### SHORT EXERCISE
Can you write out all the lines word for word, with no pictures?

### SUPPLIED ENTRIES
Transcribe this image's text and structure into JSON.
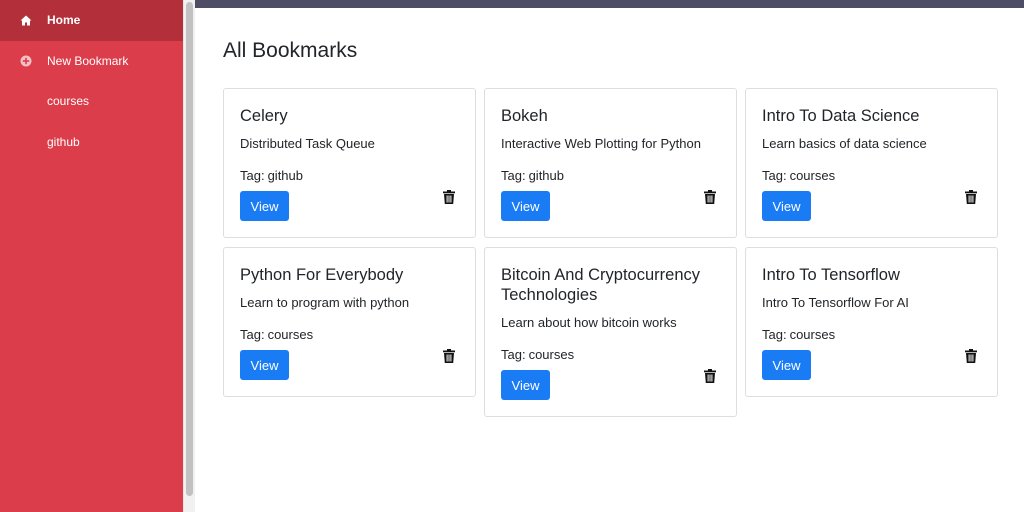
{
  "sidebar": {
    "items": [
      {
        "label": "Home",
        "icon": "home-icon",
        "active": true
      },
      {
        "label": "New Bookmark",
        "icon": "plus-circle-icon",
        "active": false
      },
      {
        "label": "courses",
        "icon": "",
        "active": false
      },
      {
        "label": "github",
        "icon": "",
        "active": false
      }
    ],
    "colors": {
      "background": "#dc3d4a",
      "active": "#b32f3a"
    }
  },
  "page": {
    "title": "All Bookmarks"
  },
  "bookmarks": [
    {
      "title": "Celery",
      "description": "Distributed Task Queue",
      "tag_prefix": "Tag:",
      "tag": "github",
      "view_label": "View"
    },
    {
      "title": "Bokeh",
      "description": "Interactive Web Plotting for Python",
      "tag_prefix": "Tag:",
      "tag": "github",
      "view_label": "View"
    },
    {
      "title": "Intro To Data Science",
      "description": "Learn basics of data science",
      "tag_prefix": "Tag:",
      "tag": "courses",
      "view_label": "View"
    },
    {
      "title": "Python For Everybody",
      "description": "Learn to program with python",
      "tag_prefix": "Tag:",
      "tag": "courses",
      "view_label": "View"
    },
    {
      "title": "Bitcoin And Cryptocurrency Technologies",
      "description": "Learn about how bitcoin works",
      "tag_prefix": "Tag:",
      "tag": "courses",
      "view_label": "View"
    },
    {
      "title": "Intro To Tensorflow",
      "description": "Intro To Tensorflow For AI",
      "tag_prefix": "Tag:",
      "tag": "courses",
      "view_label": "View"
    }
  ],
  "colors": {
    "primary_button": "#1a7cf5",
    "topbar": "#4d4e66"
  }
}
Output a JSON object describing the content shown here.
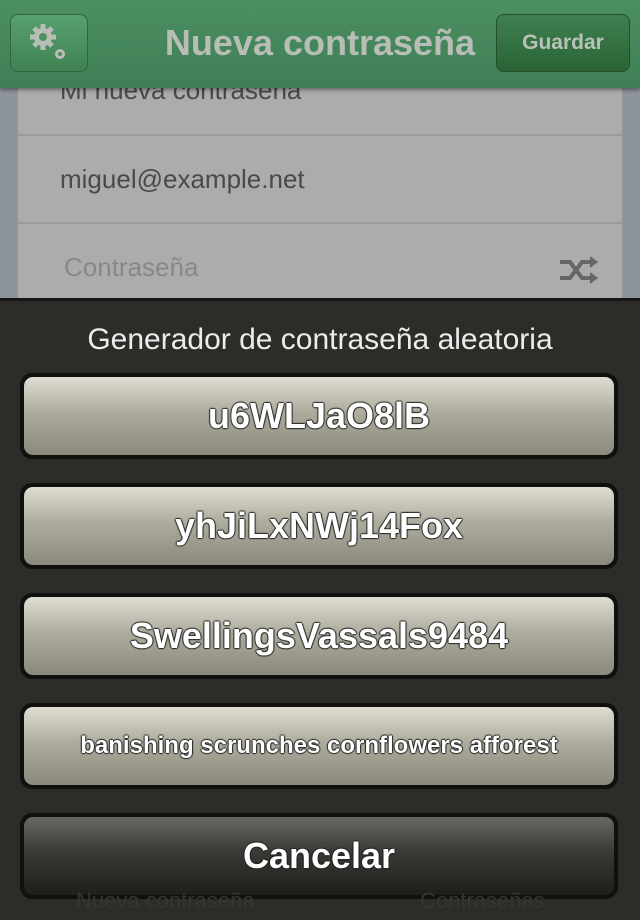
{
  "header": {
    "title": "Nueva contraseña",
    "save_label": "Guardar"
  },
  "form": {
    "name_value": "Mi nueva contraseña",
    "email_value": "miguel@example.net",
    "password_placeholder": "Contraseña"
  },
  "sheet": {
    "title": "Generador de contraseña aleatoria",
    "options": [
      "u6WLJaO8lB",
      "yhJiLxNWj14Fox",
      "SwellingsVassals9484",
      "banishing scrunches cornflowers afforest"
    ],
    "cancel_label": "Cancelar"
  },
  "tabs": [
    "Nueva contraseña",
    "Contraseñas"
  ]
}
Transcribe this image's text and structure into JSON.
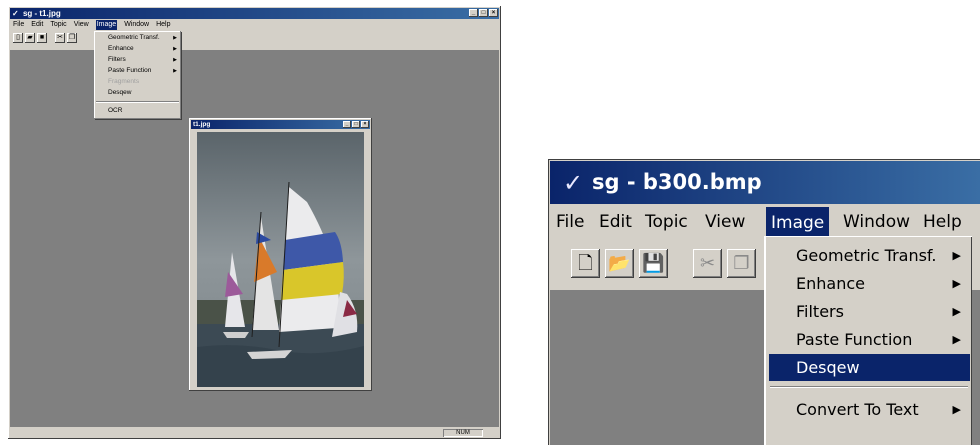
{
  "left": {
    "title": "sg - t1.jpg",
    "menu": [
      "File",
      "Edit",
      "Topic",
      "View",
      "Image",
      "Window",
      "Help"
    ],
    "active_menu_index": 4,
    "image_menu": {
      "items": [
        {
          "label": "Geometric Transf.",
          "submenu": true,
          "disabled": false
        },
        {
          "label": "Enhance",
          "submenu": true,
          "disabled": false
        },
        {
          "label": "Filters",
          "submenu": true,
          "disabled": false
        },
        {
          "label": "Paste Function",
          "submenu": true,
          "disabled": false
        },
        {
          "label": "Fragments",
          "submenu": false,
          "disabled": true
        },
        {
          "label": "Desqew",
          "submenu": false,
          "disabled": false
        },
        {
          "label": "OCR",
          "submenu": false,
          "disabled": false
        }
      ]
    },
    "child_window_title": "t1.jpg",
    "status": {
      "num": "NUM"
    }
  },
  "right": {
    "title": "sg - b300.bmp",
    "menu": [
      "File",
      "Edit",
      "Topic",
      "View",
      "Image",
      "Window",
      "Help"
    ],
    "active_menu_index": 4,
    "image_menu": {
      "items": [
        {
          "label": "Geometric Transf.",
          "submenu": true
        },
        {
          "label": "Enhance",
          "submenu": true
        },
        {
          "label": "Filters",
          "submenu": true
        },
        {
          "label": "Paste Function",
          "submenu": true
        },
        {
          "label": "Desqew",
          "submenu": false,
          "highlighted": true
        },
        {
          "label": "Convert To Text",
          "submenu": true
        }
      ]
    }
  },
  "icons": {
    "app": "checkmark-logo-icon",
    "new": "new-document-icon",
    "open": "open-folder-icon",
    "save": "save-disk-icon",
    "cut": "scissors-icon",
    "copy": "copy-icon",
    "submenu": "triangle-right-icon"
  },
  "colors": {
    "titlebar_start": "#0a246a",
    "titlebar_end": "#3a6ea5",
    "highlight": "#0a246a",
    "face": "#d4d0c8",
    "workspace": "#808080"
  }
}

### SOLUTION FOR THIS TASK
Transcribe this image's text and structure into JSON.
{
  "sidebar": {
    "items": [
      {
        "label": "Home",
        "icon": "home-icon",
        "active": true
      },
      {
        "label": "New Bookmark",
        "icon": "plus-circle-icon",
        "active": false
      },
      {
        "label": "courses",
        "icon": "",
        "active": false
      },
      {
        "label": "github",
        "icon": "",
        "active": false
      }
    ],
    "colors": {
      "background": "#dc3d4a",
      "active": "#b32f3a"
    }
  },
  "page": {
    "title": "All Bookmarks"
  },
  "bookmarks": [
    {
      "title": "Celery",
      "description": "Distributed Task Queue",
      "tag_prefix": "Tag:",
      "tag": "github",
      "view_label": "View"
    },
    {
      "title": "Bokeh",
      "description": "Interactive Web Plotting for Python",
      "tag_prefix": "Tag:",
      "tag": "github",
      "view_label": "View"
    },
    {
      "title": "Intro To Data Science",
      "description": "Learn basics of data science",
      "tag_prefix": "Tag:",
      "tag": "courses",
      "view_label": "View"
    },
    {
      "title": "Python For Everybody",
      "description": "Learn to program with python",
      "tag_prefix": "Tag:",
      "tag": "courses",
      "view_label": "View"
    },
    {
      "title": "Bitcoin And Cryptocurrency Technologies",
      "description": "Learn about how bitcoin works",
      "tag_prefix": "Tag:",
      "tag": "courses",
      "view_label": "View"
    },
    {
      "title": "Intro To Tensorflow",
      "description": "Intro To Tensorflow For AI",
      "tag_prefix": "Tag:",
      "tag": "courses",
      "view_label": "View"
    }
  ],
  "colors": {
    "primary_button": "#1a7cf5",
    "topbar": "#4d4e66"
  }
}
Output a JSON object describing the content shown here.
{
  "header": {
    "title": "Nueva contraseña",
    "save_label": "Guardar"
  },
  "form": {
    "name_value": "Mi nueva contraseña",
    "email_value": "miguel@example.net",
    "password_placeholder": "Contraseña"
  },
  "sheet": {
    "title": "Generador de contraseña aleatoria",
    "options": [
      "u6WLJaO8lB",
      "yhJiLxNWj14Fox",
      "SwellingsVassals9484",
      "banishing scrunches cornflowers afforest"
    ],
    "cancel_label": "Cancelar"
  },
  "tabs": [
    "Nueva contraseña",
    "Contraseñas"
  ]
}
Transcribe this image's text and structure into JSON.
{
  "left": {
    "title": "sg - t1.jpg",
    "menu": [
      "File",
      "Edit",
      "Topic",
      "View",
      "Image",
      "Window",
      "Help"
    ],
    "active_menu_index": 4,
    "image_menu": {
      "items": [
        {
          "label": "Geometric Transf.",
          "submenu": true,
          "disabled": false
        },
        {
          "label": "Enhance",
          "submenu": true,
          "disabled": false
        },
        {
          "label": "Filters",
          "submenu": true,
          "disabled": false
        },
        {
          "label": "Paste Function",
          "submenu": true,
          "disabled": false
        },
        {
          "label": "Fragments",
          "submenu": false,
          "disabled": true
        },
        {
          "label": "Desqew",
          "submenu": false,
          "disabled": false
        },
        {
          "label": "OCR",
          "submenu": false,
          "disabled": false
        }
      ]
    },
    "child_window_title": "t1.jpg",
    "status": {
      "num": "NUM"
    }
  },
  "right": {
    "title": "sg - b300.bmp",
    "menu": [
      "File",
      "Edit",
      "Topic",
      "View",
      "Image",
      "Window",
      "Help"
    ],
    "active_menu_index": 4,
    "image_menu": {
      "items": [
        {
          "label": "Geometric Transf.",
          "submenu": true
        },
        {
          "label": "Enhance",
          "submenu": true
        },
        {
          "label": "Filters",
          "submenu": true
        },
        {
          "label": "Paste Function",
          "submenu": true
        },
        {
          "label": "Desqew",
          "submenu": false,
          "highlighted": true
        },
        {
          "label": "Convert To Text",
          "submenu": true
        }
      ]
    }
  },
  "icons": {
    "app": "checkmark-logo-icon",
    "new": "new-document-icon",
    "open": "open-folder-icon",
    "save": "save-disk-icon",
    "cut": "scissors-icon",
    "copy": "copy-icon",
    "submenu": "triangle-right-icon"
  },
  "colors": {
    "titlebar_start": "#0a246a",
    "titlebar_end": "#3a6ea5",
    "highlight": "#0a246a",
    "face": "#d4d0c8",
    "workspace": "#808080"
  }
}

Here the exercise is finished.